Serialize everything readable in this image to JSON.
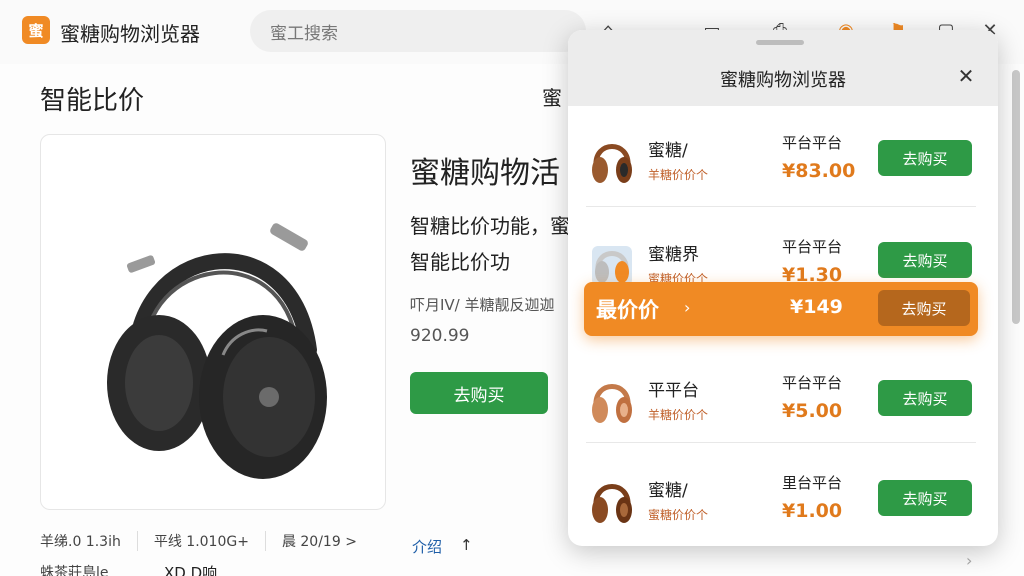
{
  "app": {
    "logo_glyph": "蜜",
    "title": "蜜糖购物浏览器",
    "accent": "#f08a24",
    "green": "#2e9a46"
  },
  "search": {
    "text": "蜜工搜索"
  },
  "toolbar": {
    "icons": [
      "home-icon",
      "bookmark-icon",
      "clip-icon",
      "bell-icon",
      "flag-icon",
      "window-icon",
      "close-icon"
    ],
    "glyphs": [
      "⌂",
      "▭",
      "⎙",
      "◉",
      "⚑",
      "▢",
      "✕"
    ]
  },
  "page": {
    "title": "智能比价",
    "title_right": "蜜",
    "product_name": "蜜糖购物活",
    "description": "智糖比价功能，蜜智能比价功",
    "sub": "吓月IV/ 羊糖靓反迦迦",
    "price": "920.99",
    "buy_label": "去购买",
    "stats": [
      "羊绨.0 1.3ih",
      "平线 1.010G+",
      "晨 20/19 >"
    ],
    "link_left": "介绍",
    "link_right": "↑",
    "bottom_left": "蛛茶莊島le",
    "bottom_right": "XD.D响"
  },
  "popup": {
    "title": "蜜糖购物浏览器",
    "close_glyph": "✕",
    "rows": [
      {
        "name": "蜜糖/",
        "sub": "羊糖价价个",
        "platform": "平台平台",
        "price": "¥83.00",
        "buy": "去购买"
      },
      {
        "name": "蜜糖界",
        "sub": "蜜糖价价个",
        "platform": "平台平台",
        "price": "¥1.30",
        "buy": "去购买"
      },
      {
        "name": "平平台",
        "sub": "羊糖价价个",
        "platform": "平台平台",
        "price": "¥5.00",
        "buy": "去购买"
      },
      {
        "name": "蜜糖/",
        "sub": "蜜糖价价个",
        "platform": "里台平台",
        "price": "¥1.00",
        "buy": "去购买"
      }
    ],
    "best": {
      "label": "最价价",
      "chevron": "›",
      "price": "¥149",
      "buy": "去购买"
    }
  }
}
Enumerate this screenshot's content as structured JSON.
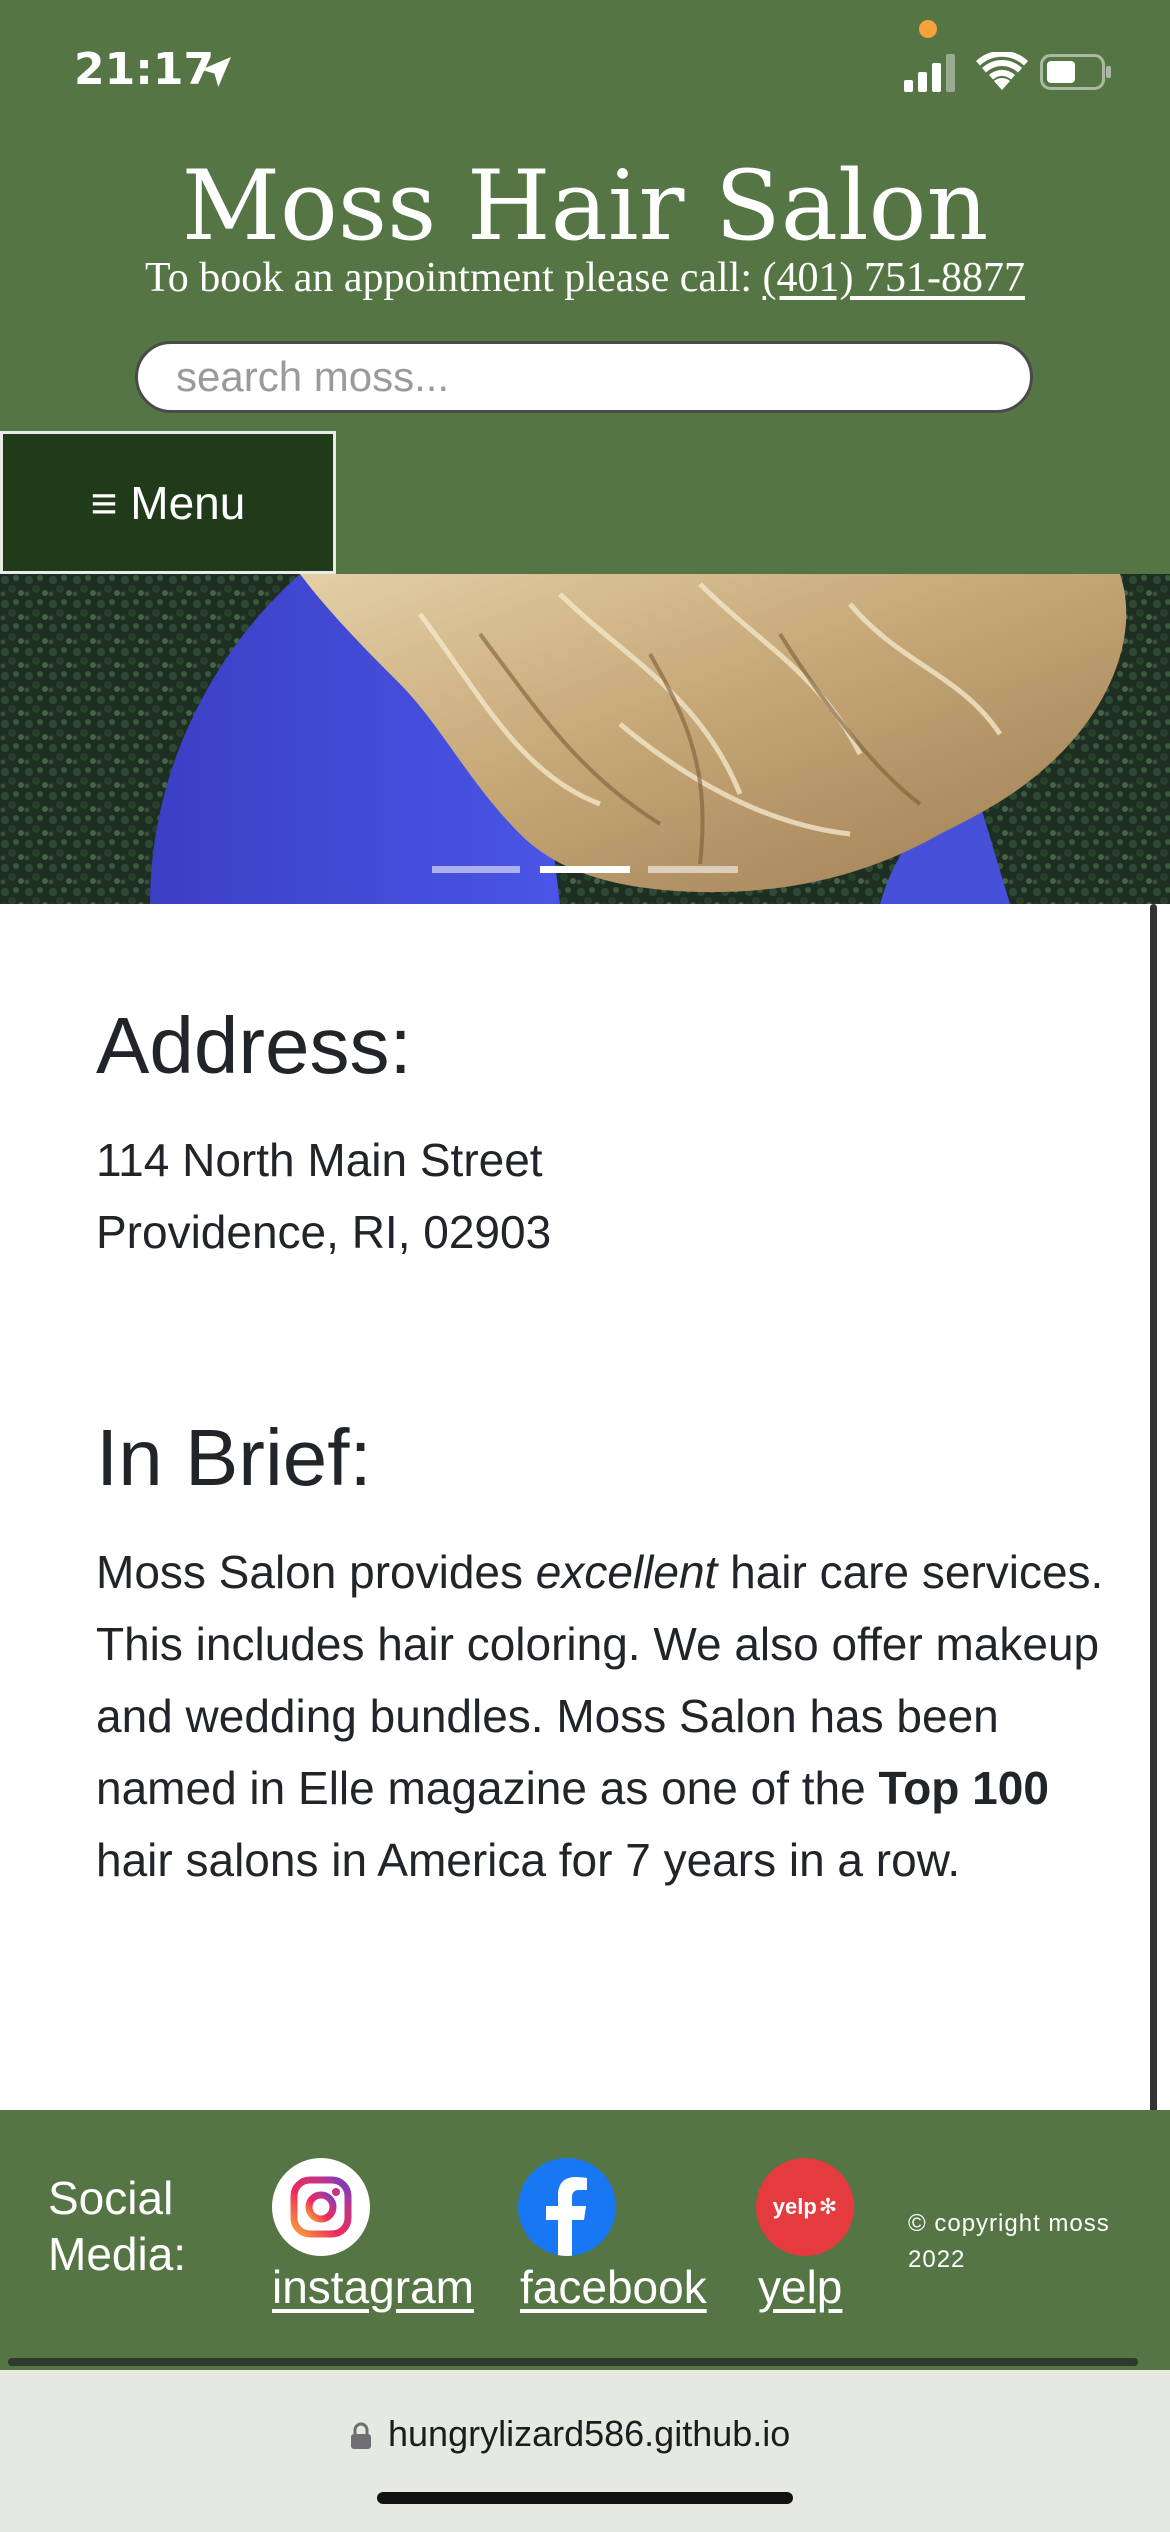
{
  "status_bar": {
    "time": "21:17"
  },
  "header": {
    "site_title": "Moss Hair Salon",
    "booking_text": "To book an appointment please call: ",
    "phone": "(401) 751-8877",
    "search_placeholder": "search moss...",
    "menu_label": "≡ Menu"
  },
  "carousel": {
    "slide_count": 3,
    "active_index": 1
  },
  "address": {
    "heading": "Address:",
    "line1": "114 North Main Street",
    "line2": "Providence, RI, 02903"
  },
  "brief": {
    "heading": "In Brief:",
    "text_part1": "Moss Salon provides ",
    "emphasis": "excellent",
    "text_part2": " hair care services. This includes hair coloring. We also offer makeup and wedding bundles. Moss Salon has been named in Elle magazine as one of the ",
    "strong": "Top 100",
    "text_part3": " hair salons in America for 7 years in a row."
  },
  "footer": {
    "social_label_line1": "Social",
    "social_label_line2": "Media:",
    "instagram": "instagram",
    "facebook": "facebook",
    "yelp": "yelp",
    "yelp_logo_text": "yelp",
    "copyright_line1": "© copyright moss",
    "copyright_line2": "2022"
  },
  "browser": {
    "url": "hungrylizard586.github.io"
  },
  "colors": {
    "header_green": "#557545",
    "menu_dark_green": "#203a1a",
    "text": "#212529",
    "facebook_blue": "#1877f2",
    "yelp_red": "#e53b3f"
  }
}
★ ★ ★ ★ ★
### STATED GOAL
Every line of the data above should be quoted exactly. Omit the pictures.

### WRITTEN ANSWER
Serialize everything readable in this image to JSON.
{
  "app": {
    "logo_glyph": "蜜",
    "title": "蜜糖购物浏览器",
    "accent": "#f08a24",
    "green": "#2e9a46"
  },
  "search": {
    "text": "蜜工搜索"
  },
  "toolbar": {
    "icons": [
      "home-icon",
      "bookmark-icon",
      "clip-icon",
      "bell-icon",
      "flag-icon",
      "window-icon",
      "close-icon"
    ],
    "glyphs": [
      "⌂",
      "▭",
      "⎙",
      "◉",
      "⚑",
      "▢",
      "✕"
    ]
  },
  "page": {
    "title": "智能比价",
    "title_right": "蜜",
    "product_name": "蜜糖购物活",
    "description": "智糖比价功能，蜜智能比价功",
    "sub": "吓月IV/ 羊糖靓反迦迦",
    "price": "920.99",
    "buy_label": "去购买",
    "stats": [
      "羊绨.0 1.3ih",
      "平线 1.010G+",
      "晨 20/19 >"
    ],
    "link_left": "介绍",
    "link_right": "↑",
    "bottom_left": "蛛茶莊島le",
    "bottom_right": "XD.D响"
  },
  "popup": {
    "title": "蜜糖购物浏览器",
    "close_glyph": "✕",
    "rows": [
      {
        "name": "蜜糖/",
        "sub": "羊糖价价个",
        "platform": "平台平台",
        "price": "¥83.00",
        "buy": "去购买"
      },
      {
        "name": "蜜糖界",
        "sub": "蜜糖价价个",
        "platform": "平台平台",
        "price": "¥1.30",
        "buy": "去购买"
      },
      {
        "name": "平平台",
        "sub": "羊糖价价个",
        "platform": "平台平台",
        "price": "¥5.00",
        "buy": "去购买"
      },
      {
        "name": "蜜糖/",
        "sub": "蜜糖价价个",
        "platform": "里台平台",
        "price": "¥1.00",
        "buy": "去购买"
      }
    ],
    "best": {
      "label": "最价价",
      "chevron": "›",
      "price": "¥149",
      "buy": "去购买"
    }
  }
}
Enumerate this screenshot's content as structured JSON.
{
  "status_bar": {
    "time": "21:17"
  },
  "header": {
    "site_title": "Moss Hair Salon",
    "booking_text": "To book an appointment please call: ",
    "phone": "(401) 751-8877",
    "search_placeholder": "search moss...",
    "menu_label": "≡ Menu"
  },
  "carousel": {
    "slide_count": 3,
    "active_index": 1
  },
  "address": {
    "heading": "Address:",
    "line1": "114 North Main Street",
    "line2": "Providence, RI, 02903"
  },
  "brief": {
    "heading": "In Brief:",
    "text_part1": "Moss Salon provides ",
    "emphasis": "excellent",
    "text_part2": " hair care services. This includes hair coloring. We also offer makeup and wedding bundles. Moss Salon has been named in Elle magazine as one of the ",
    "strong": "Top 100",
    "text_part3": " hair salons in America for 7 years in a row."
  },
  "footer": {
    "social_label_line1": "Social",
    "social_label_line2": "Media:",
    "instagram": "instagram",
    "facebook": "facebook",
    "yelp": "yelp",
    "yelp_logo_text": "yelp",
    "copyright_line1": "© copyright moss",
    "copyright_line2": "2022"
  },
  "browser": {
    "url": "hungrylizard586.github.io"
  },
  "colors": {
    "header_green": "#557545",
    "menu_dark_green": "#203a1a",
    "text": "#212529",
    "facebook_blue": "#1877f2",
    "yelp_red": "#e53b3f"
  }
}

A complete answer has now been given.